Stated goal
Out of the lines in this data, how many include "some"? Give the number and nothing else.

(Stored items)
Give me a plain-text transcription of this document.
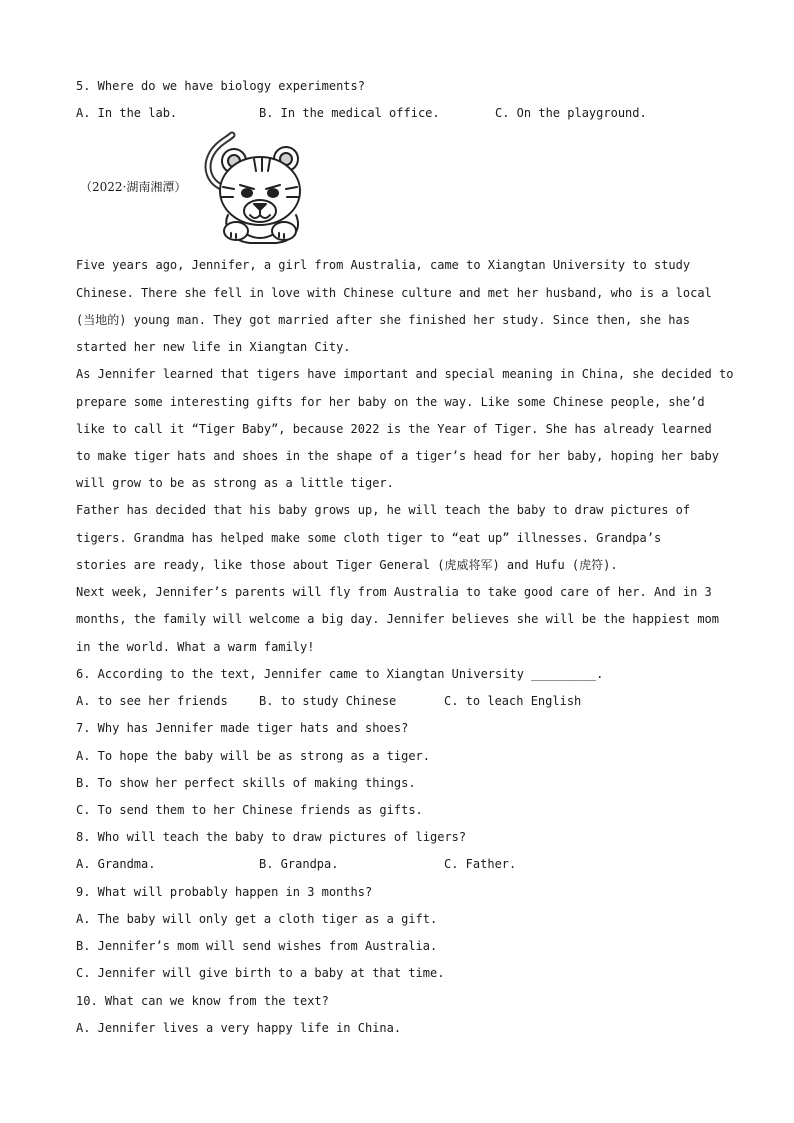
5. Where do we have biology experiments?
A. In the lab.	B. In the medical office.	C. On the playground.
（2022·湖南湘潭）
Five years ago, Jennifer, a girl from Australia, came to Xiangtan University to study
Chinese. There she fell in love with Chinese culture and met her husband, who is a local
(当地的) young man. They got married after she finished her study. Since then, she has
started her new life in Xiangtan City.
As Jennifer learned that tigers have important and special meaning in China, she decided to
prepare some interesting gifts for her baby on the way. Like some Chinese people, she’d
like to call it “Tiger Baby”, because 2022 is the Year of Tiger. She has already learned
to make tiger hats and shoes in the shape of a tiger’s head for her baby, hoping her baby
will grow to be as strong as a little tiger.
Father has decided that his baby grows up, he will teach the baby to draw pictures of
tigers. Grandma has helped make some cloth tiger to “eat up” illnesses. Grandpa’s
stories are ready, like those about Tiger General (虎威将军) and Hufu (虎符).
Next week, Jennifer’s parents will fly from Australia to take good care of her. And in 3
months, the family will welcome a big day. Jennifer believes she will be the happiest mom
in the world. What a warm family!
6. According to the text, Jennifer came to Xiangtan University _________.
A. to see her friends	B. to study Chinese	C. to leach English
7. Why has Jennifer made tiger hats and shoes?
A. To hope the baby will be as strong as a tiger.
B. To show her perfect skills of making things.
C. To send them to her Chinese friends as gifts.
8. Who will teach the baby to draw pictures of ligers?
A. Grandma.	B. Grandpa.	C. Father.
9. What will probably happen in 3 months?
A. The baby will only get a cloth tiger as a gift.
B. Jennifer’s mom will send wishes from Australia.
C. Jennifer will give birth to a baby at that time.
10. What can we know from the text?
A. Jennifer lives a very happy life in China.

Written reply
2